→ **PROBLEM TO WORK ON**
Repeat the material verbatim. Images are excluded from the copy.

[A run of records]

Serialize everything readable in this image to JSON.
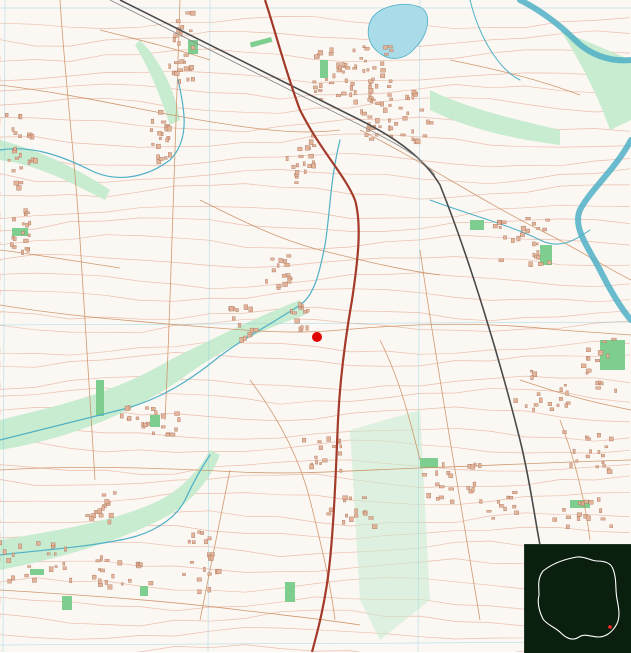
{
  "map": {
    "type": "topographic-map",
    "colors": {
      "background": "#fbf7f3",
      "contours": "#e9b9a6",
      "roads": "#c98a5a",
      "main_road": "#a33a2a",
      "railway": "#4a4a4a",
      "river": "#4fb0c6",
      "lake": "#a9dbe8",
      "forest": "#7ecf8f",
      "meadow": "#c7ecd0",
      "settlement": "#e2b49a",
      "grid": "#8ccfe0"
    },
    "location_marker": {
      "shape": "circle",
      "color": "#e00000"
    },
    "inset": {
      "name": "Poland overview",
      "background": "#0b1f0f",
      "outline_color": "#ffffff",
      "marker_color": "#ff2a2a"
    }
  }
}
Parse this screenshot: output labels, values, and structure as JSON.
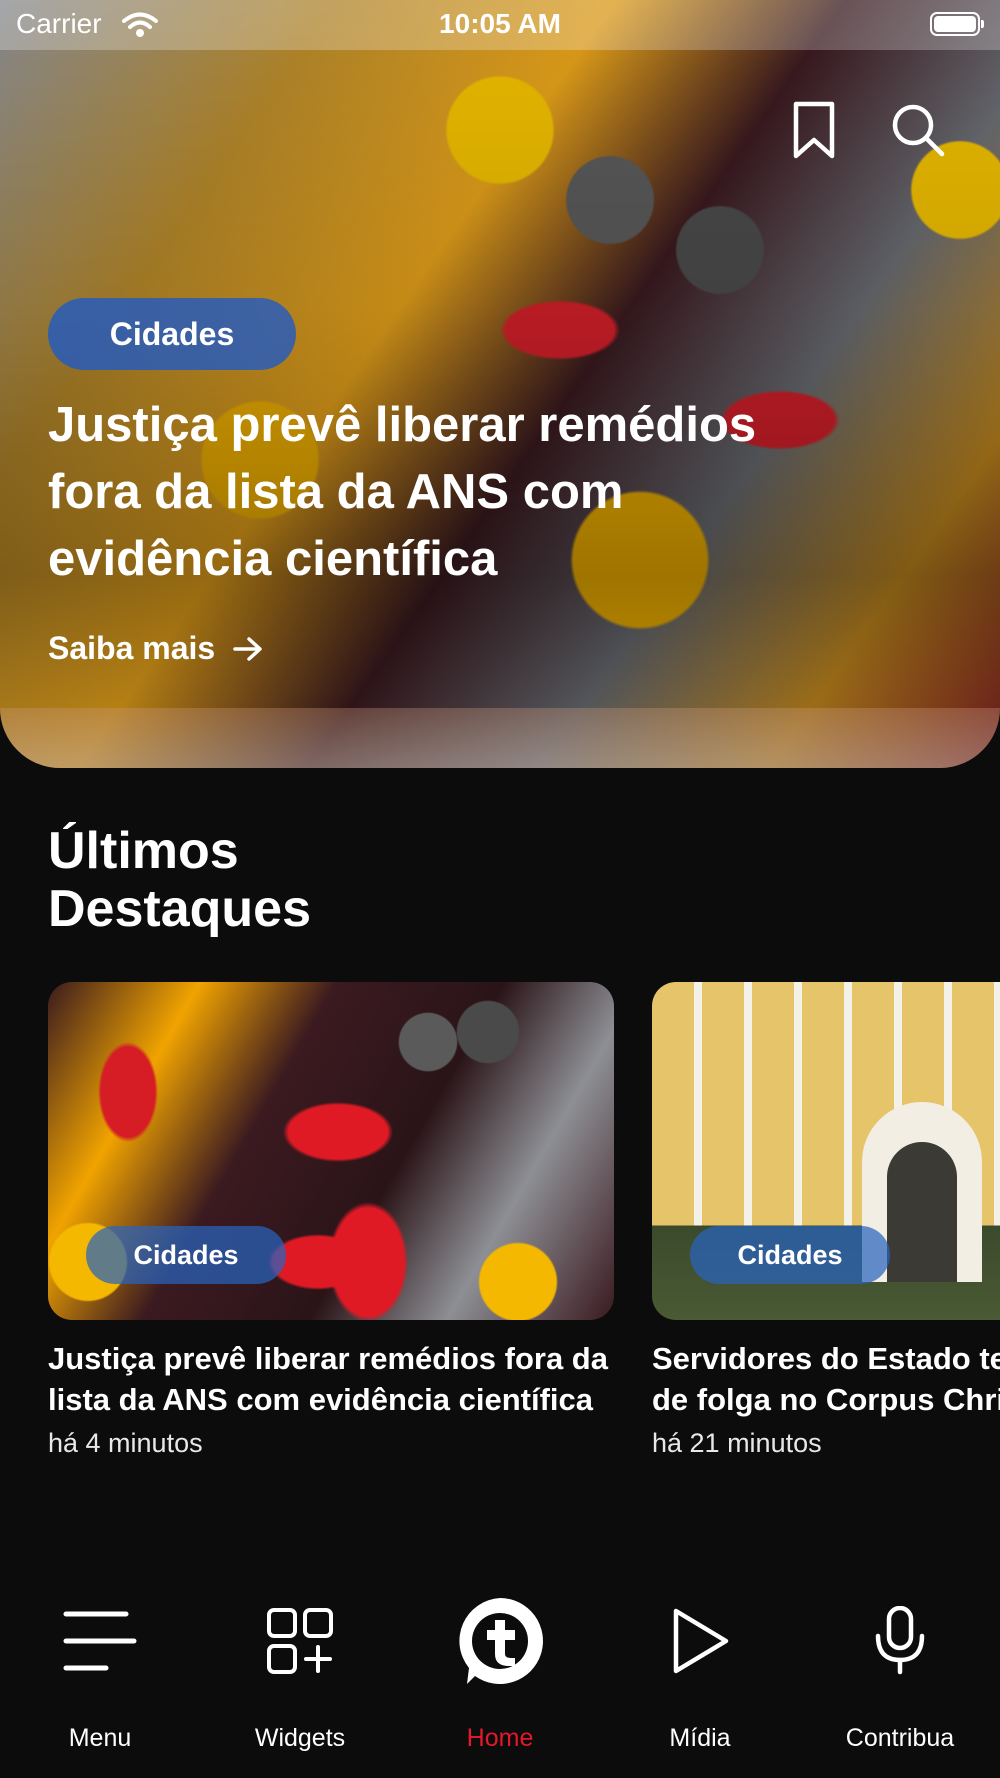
{
  "status_bar": {
    "carrier": "Carrier",
    "time": "10:05 AM"
  },
  "hero": {
    "category": "Cidades",
    "title": "Justiça prevê liberar remédios fora da lista da ANS com evidência científica",
    "link_label": "Saiba mais",
    "icons": [
      "bookmark-icon",
      "search-icon",
      "arrow-right-icon"
    ]
  },
  "section": {
    "title_line1": "Últimos",
    "title_line2": "Destaques"
  },
  "cards": [
    {
      "category": "Cidades",
      "title": "Justiça prevê liberar remédios fora da lista da ANS com evidência científica",
      "time": "há 4 minutos"
    },
    {
      "category": "Cidades",
      "title": "Servidores do Estado terão quatro dias de folga no Corpus Christi",
      "time": "há 21 minutos"
    }
  ],
  "tabbar": {
    "tabs": [
      {
        "label": "Menu",
        "icon": "menu-icon"
      },
      {
        "label": "Widgets",
        "icon": "widgets-icon"
      },
      {
        "label": "Home",
        "icon": "logo-t-icon"
      },
      {
        "label": "Mídia",
        "icon": "play-icon"
      },
      {
        "label": "Contribua",
        "icon": "microphone-icon"
      }
    ],
    "active": "Home",
    "active_color": "#e5172b"
  },
  "colors": {
    "background": "#0c0c0d",
    "badge": "#1e5ac8",
    "text": "#ffffff"
  }
}
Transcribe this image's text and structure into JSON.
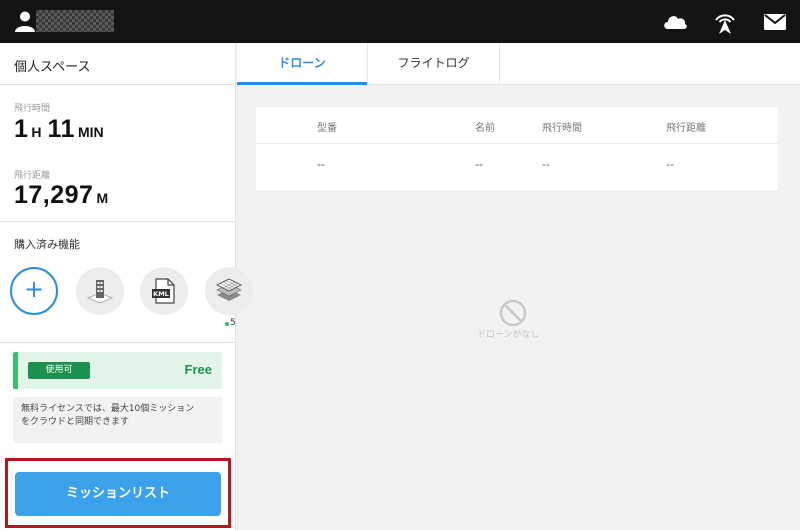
{
  "topbar": {
    "icons": [
      "user-icon",
      "cloud-icon",
      "drone-sync-icon",
      "mail-icon"
    ]
  },
  "sidebar": {
    "title": "個人スペース",
    "flight_time": {
      "label": "飛行時間",
      "hours": "1",
      "hours_unit": "H",
      "minutes": "11",
      "minutes_unit": "MIN"
    },
    "flight_distance": {
      "label": "飛行距離",
      "value": "17,297",
      "unit": "M"
    },
    "features": {
      "title": "購入済み機能",
      "items": [
        "add-icon",
        "building-icon",
        "kml-file-icon",
        "map-layers-icon"
      ],
      "count": "5"
    },
    "license": {
      "badge": "使用可",
      "plan": "Free",
      "note_line1": "無料ライセンスでは、最大10個ミッション",
      "note_line2": "をクラウドと同期できます"
    },
    "mission_list_button": "ミッションリスト"
  },
  "main": {
    "tabs": [
      {
        "label": "ドローン",
        "active": true
      },
      {
        "label": "フライトログ",
        "active": false
      }
    ],
    "table": {
      "columns": [
        "型番",
        "名前",
        "飛行時間",
        "飛行距離"
      ],
      "rows": [
        [
          "--",
          "--",
          "--",
          "--"
        ]
      ]
    },
    "empty_state": "ドローンがなし"
  },
  "colors": {
    "accent": "#2d8be3",
    "button": "#3aa2ea",
    "license_green": "#1e9150",
    "highlight": "#b7161b"
  }
}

→ **RESULT**
Serialize everything readable in this image to JSON.
{
  "map": {
    "type": "topographic-map",
    "colors": {
      "background": "#fbf7f3",
      "contours": "#e9b9a6",
      "roads": "#c98a5a",
      "main_road": "#a33a2a",
      "railway": "#4a4a4a",
      "river": "#4fb0c6",
      "lake": "#a9dbe8",
      "forest": "#7ecf8f",
      "meadow": "#c7ecd0",
      "settlement": "#e2b49a",
      "grid": "#8ccfe0"
    },
    "location_marker": {
      "shape": "circle",
      "color": "#e00000"
    },
    "inset": {
      "name": "Poland overview",
      "background": "#0b1f0f",
      "outline_color": "#ffffff",
      "marker_color": "#ff2a2a"
    }
  }
}
Parse this screenshot: output labels, values, and structure as JSON.
{
  "status_bar": {
    "carrier": "Carrier",
    "time": "10:05 AM"
  },
  "hero": {
    "category": "Cidades",
    "title": "Justiça prevê liberar remédios fora da lista da ANS com evidência científica",
    "link_label": "Saiba mais",
    "icons": [
      "bookmark-icon",
      "search-icon",
      "arrow-right-icon"
    ]
  },
  "section": {
    "title_line1": "Últimos",
    "title_line2": "Destaques"
  },
  "cards": [
    {
      "category": "Cidades",
      "title": "Justiça prevê liberar remédios fora da lista da ANS com evidência científica",
      "time": "há 4 minutos"
    },
    {
      "category": "Cidades",
      "title": "Servidores do Estado terão quatro dias de folga no Corpus Christi",
      "time": "há 21 minutos"
    }
  ],
  "tabbar": {
    "tabs": [
      {
        "label": "Menu",
        "icon": "menu-icon"
      },
      {
        "label": "Widgets",
        "icon": "widgets-icon"
      },
      {
        "label": "Home",
        "icon": "logo-t-icon"
      },
      {
        "label": "Mídia",
        "icon": "play-icon"
      },
      {
        "label": "Contribua",
        "icon": "microphone-icon"
      }
    ],
    "active": "Home",
    "active_color": "#e5172b"
  },
  "colors": {
    "background": "#0c0c0d",
    "badge": "#1e5ac8",
    "text": "#ffffff"
  }
}
Transcribe this image's text and structure into JSON.
{
  "topbar": {
    "icons": [
      "user-icon",
      "cloud-icon",
      "drone-sync-icon",
      "mail-icon"
    ]
  },
  "sidebar": {
    "title": "個人スペース",
    "flight_time": {
      "label": "飛行時間",
      "hours": "1",
      "hours_unit": "H",
      "minutes": "11",
      "minutes_unit": "MIN"
    },
    "flight_distance": {
      "label": "飛行距離",
      "value": "17,297",
      "unit": "M"
    },
    "features": {
      "title": "購入済み機能",
      "items": [
        "add-icon",
        "building-icon",
        "kml-file-icon",
        "map-layers-icon"
      ],
      "count": "5"
    },
    "license": {
      "badge": "使用可",
      "plan": "Free",
      "note_line1": "無料ライセンスでは、最大10個ミッション",
      "note_line2": "をクラウドと同期できます"
    },
    "mission_list_button": "ミッションリスト"
  },
  "main": {
    "tabs": [
      {
        "label": "ドローン",
        "active": true
      },
      {
        "label": "フライトログ",
        "active": false
      }
    ],
    "table": {
      "columns": [
        "型番",
        "名前",
        "飛行時間",
        "飛行距離"
      ],
      "rows": [
        [
          "--",
          "--",
          "--",
          "--"
        ]
      ]
    },
    "empty_state": "ドローンがなし"
  },
  "colors": {
    "accent": "#2d8be3",
    "button": "#3aa2ea",
    "license_green": "#1e9150",
    "highlight": "#b7161b"
  }
}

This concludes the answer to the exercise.